:: THE RECORDS ::
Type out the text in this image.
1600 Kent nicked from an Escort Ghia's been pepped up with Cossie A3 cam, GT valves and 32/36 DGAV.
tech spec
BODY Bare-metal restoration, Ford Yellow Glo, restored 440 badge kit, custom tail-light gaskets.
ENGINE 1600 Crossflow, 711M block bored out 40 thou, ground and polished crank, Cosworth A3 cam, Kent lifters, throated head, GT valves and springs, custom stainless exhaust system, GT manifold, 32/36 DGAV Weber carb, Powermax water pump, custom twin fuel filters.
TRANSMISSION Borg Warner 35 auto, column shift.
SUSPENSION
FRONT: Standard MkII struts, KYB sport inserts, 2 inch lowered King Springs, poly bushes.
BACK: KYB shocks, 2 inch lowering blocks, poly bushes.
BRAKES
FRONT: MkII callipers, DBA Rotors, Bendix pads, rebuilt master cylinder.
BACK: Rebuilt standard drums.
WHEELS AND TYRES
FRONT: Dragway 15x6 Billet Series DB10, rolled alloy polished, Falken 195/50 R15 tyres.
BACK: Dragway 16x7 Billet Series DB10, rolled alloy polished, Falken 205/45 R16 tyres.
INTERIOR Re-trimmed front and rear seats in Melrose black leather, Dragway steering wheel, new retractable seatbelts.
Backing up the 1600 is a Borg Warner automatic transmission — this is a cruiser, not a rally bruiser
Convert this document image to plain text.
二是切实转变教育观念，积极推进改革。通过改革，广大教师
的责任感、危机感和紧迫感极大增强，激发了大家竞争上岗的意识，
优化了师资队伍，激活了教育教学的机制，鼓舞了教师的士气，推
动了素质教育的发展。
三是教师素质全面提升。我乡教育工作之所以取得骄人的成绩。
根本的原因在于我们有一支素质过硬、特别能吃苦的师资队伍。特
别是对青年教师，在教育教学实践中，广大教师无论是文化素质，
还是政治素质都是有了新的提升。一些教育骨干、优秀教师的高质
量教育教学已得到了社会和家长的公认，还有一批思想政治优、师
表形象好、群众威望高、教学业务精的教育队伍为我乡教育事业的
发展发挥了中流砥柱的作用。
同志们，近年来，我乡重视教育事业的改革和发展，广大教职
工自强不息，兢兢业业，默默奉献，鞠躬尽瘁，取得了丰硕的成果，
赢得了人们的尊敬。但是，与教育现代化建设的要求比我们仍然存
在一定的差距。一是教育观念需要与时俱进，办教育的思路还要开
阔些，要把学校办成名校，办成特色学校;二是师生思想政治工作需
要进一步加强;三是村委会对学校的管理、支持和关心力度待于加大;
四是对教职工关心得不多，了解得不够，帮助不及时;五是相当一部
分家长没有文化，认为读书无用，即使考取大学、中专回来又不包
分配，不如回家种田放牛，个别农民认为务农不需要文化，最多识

:: GOAL OF THE EXERCISE ::
All of the data needs to be printed once more, exactly.

:: PROBLEM SOLUTION ::
Type out the text in this image.
1600 Kent nicked from an Escort Ghia's been pepped up with Cossie A3 cam, GT valves and 32/36 DGAV.
tech spec
BODY Bare-metal restoration, Ford Yellow Glo, restored 440 badge kit, custom tail-light gaskets.
ENGINE 1600 Crossflow, 711M block bored out 40 thou, ground and polished crank, Cosworth A3 cam, Kent lifters, throated head, GT valves and springs, custom stainless exhaust system, GT manifold, 32/36 DGAV Weber carb, Powermax water pump, custom twin fuel filters.
TRANSMISSION Borg Warner 35 auto, column shift.
SUSPENSION
FRONT: Standard MkII struts, KYB sport inserts, 2 inch lowered King Springs, poly bushes.
BACK: KYB shocks, 2 inch lowering blocks, poly bushes.
BRAKES
FRONT: MkII callipers, DBA Rotors, Bendix pads, rebuilt master cylinder.
BACK: Rebuilt standard drums.
WHEELS AND TYRES
FRONT: Dragway 15x6 Billet Series DB10, rolled alloy polished, Falken 195/50 R15 tyres.
BACK: Dragway 16x7 Billet Series DB10, rolled alloy polished, Falken 205/45 R16 tyres.
INTERIOR Re-trimmed front and rear seats in Melrose black leather, Dragway steering wheel, new retractable seatbelts.
Backing up the 1600 is a Borg Warner automatic transmission — this is a cruiser, not a rally bruiser
Convert this document image to plain text.
二是切实转变教育观念，积极推进改革。通过改革，广大教师
的责任感、危机感和紧迫感极大增强，激发了大家竞争上岗的意识，
优化了师资队伍，激活了教育教学的机制，鼓舞了教师的士气，推
动了素质教育的发展。
三是教师素质全面提升。我乡教育工作之所以取得骄人的成绩。
根本的原因在于我们有一支素质过硬、特别能吃苦的师资队伍。特
别是对青年教师，在教育教学实践中，广大教师无论是文化素质，
还是政治素质都是有了新的提升。一些教育骨干、优秀教师的高质
量教育教学已得到了社会和家长的公认，还有一批思想政治优、师
表形象好、群众威望高、教学业务精的教育队伍为我乡教育事业的
发展发挥了中流砥柱的作用。
同志们，近年来，我乡重视教育事业的改革和发展，广大教职
工自强不息，兢兢业业，默默奉献，鞠躬尽瘁，取得了丰硕的成果，
赢得了人们的尊敬。但是，与教育现代化建设的要求比我们仍然存
在一定的差距。一是教育观念需要与时俱进，办教育的思路还要开
阔些，要把学校办成名校，办成特色学校;二是师生思想政治工作需
要进一步加强;三是村委会对学校的管理、支持和关心力度待于加大;
四是对教职工关心得不多，了解得不够，帮助不及时;五是相当一部
分家长没有文化，认为读书无用，即使考取大学、中专回来又不包
分配，不如回家种田放牛，个别农民认为务农不需要文化，最多识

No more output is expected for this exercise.